--- Start of Records provided ---

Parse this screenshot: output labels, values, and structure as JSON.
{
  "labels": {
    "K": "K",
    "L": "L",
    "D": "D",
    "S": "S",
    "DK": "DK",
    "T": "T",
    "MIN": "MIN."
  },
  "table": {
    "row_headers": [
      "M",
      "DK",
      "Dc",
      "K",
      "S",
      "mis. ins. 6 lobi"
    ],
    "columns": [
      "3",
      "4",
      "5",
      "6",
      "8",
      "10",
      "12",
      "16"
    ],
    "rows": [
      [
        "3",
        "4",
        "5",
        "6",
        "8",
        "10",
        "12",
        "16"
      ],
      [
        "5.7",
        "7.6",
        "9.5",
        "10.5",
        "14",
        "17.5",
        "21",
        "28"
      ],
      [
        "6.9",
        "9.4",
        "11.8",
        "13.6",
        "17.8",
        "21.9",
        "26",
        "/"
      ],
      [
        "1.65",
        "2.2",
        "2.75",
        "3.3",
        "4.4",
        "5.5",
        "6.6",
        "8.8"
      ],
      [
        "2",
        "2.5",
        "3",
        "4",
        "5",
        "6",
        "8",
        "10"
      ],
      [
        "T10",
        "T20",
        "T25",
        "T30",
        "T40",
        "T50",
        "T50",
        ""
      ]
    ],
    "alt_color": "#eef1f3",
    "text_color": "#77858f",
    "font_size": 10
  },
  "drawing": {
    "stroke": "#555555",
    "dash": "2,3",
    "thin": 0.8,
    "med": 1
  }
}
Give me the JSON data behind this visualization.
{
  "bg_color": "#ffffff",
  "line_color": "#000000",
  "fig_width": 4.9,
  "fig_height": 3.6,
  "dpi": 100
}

--- End of Records provided ---

## Written instruction:
Please repeat all the records above exactly as they appear.

## Expected output:
Parse this screenshot: output labels, values, and structure as JSON.
{
  "labels": {
    "K": "K",
    "L": "L",
    "D": "D",
    "S": "S",
    "DK": "DK",
    "T": "T",
    "MIN": "MIN."
  },
  "table": {
    "row_headers": [
      "M",
      "DK",
      "Dc",
      "K",
      "S",
      "mis. ins. 6 lobi"
    ],
    "columns": [
      "3",
      "4",
      "5",
      "6",
      "8",
      "10",
      "12",
      "16"
    ],
    "rows": [
      [
        "3",
        "4",
        "5",
        "6",
        "8",
        "10",
        "12",
        "16"
      ],
      [
        "5.7",
        "7.6",
        "9.5",
        "10.5",
        "14",
        "17.5",
        "21",
        "28"
      ],
      [
        "6.9",
        "9.4",
        "11.8",
        "13.6",
        "17.8",
        "21.9",
        "26",
        "/"
      ],
      [
        "1.65",
        "2.2",
        "2.75",
        "3.3",
        "4.4",
        "5.5",
        "6.6",
        "8.8"
      ],
      [
        "2",
        "2.5",
        "3",
        "4",
        "5",
        "6",
        "8",
        "10"
      ],
      [
        "T10",
        "T20",
        "T25",
        "T30",
        "T40",
        "T50",
        "T50",
        ""
      ]
    ],
    "alt_color": "#eef1f3",
    "text_color": "#77858f",
    "font_size": 10
  },
  "drawing": {
    "stroke": "#555555",
    "dash": "2,3",
    "thin": 0.8,
    "med": 1
  }
}
Give me the JSON data behind this visualization.
{
  "bg_color": "#ffffff",
  "line_color": "#000000",
  "fig_width": 4.9,
  "fig_height": 3.6,
  "dpi": 100
}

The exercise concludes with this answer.